**Complete o seguinte**
A. Reproduza tudo o que vai de "JUSTIFICATIVA" até "de sua competência.", no trecho selecionado.
B. Segundo o trecho selecionado, de onde deriva a legitimidade das decisões coletivas?

**Trecho selecionado**
★ ★ ★ ★ ★ ★ ★

A nosso ver, um Conselho é um locus de exercício da democracia deliberativa: um espaço decisório por parte do Estado de forma ampliada e pública com a participação da sociedade; os atores sociais (governamentais e não governamentais) devem trazer informações para que a deliberação contemple plenamente os problemas políticos envolvidos e tais informações devem ser partilhadas e discutidas, isso é, os arranjos deliberativos presumem que as informações ou soluções mais adequadas não são a priori detidas por nenhum dos atores e necessitam serem construídas coletivamente; a racionalidade ou a eficiência é gerada de forma descentralizada e a posteriori; e, por fim, a legitimidade das decisões coletivas deriva de procedimentos deliberativos do qual participam aqueles que possivelmente serão afetados pelas decisões, também chamado de “procedimentalismo participativo” (HABERMAS, 1997; SANTOS, 2002).

Desta forma, podemos dizer que o eixo norteador central desta pesquisa será verificar se o CMS efetivamente delibera sobre as políticas públicas de saúde e como as deliberações (no sentido habermasiano da teoria do agir comunicativo) do CMS influenciam as decisões políticas do Poder Público em Parintins.

 


JUSTIFICATIVA

 

A área de Políticas Públicas ao se constituir um corpo teórico e um instrumental analítico próprio tem atraído o interesse de pesquisadores e cientistas que lidam com problemas públicos nas mais diferentes áreas: Ciência Política, sociologia, economia, Administração Pública, direito etc. Daí a importância de se estudar e analisar como um campo de conhecimento científico a execução e elaboração de políticas públicas através dos conselhos gestores de políticas públicas e, no caso específico deste projeto, a partir de sua função deliberativa, entendida como a prerrogativa dos conselhos de decidir sobre as estratégias utilizadas nas políticas públicas de sua competência.

★ ★ ★ ★ ★ ★ ★

**Seção de dados**
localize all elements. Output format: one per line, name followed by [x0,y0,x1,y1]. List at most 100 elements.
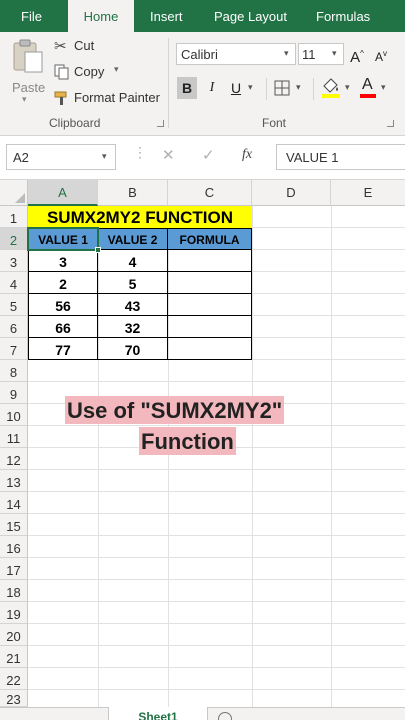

★ ★ ★ ★ ★ ★ ★

**Lista de respostas**
A.
JUSTIFICATIVA

 

A área de Políticas Públicas ao se constituir um corpo teórico e um instrumental analítico próprio tem atraído o interesse de pesquisadores e cientistas que lidam com problemas públicos nas mais diferentes áreas: Ciência Política, sociologia, economia, Administração Pública, direito etc. Daí a importância de se estudar e analisar como um campo de conhecimento científico a execução e elaboração de políticas públicas através dos conselhos gestores de políticas públicas e, no caso específico deste projeto, a partir de sua função deliberativa, entendida como a prerrogativa dos conselhos de decidir sobre as estratégias utilizadas nas políticas públicas de sua competência.

B. Deriva de procedimentos deliberativos dos quais participam aqueles que possivelmente serão afetados pelas decisões.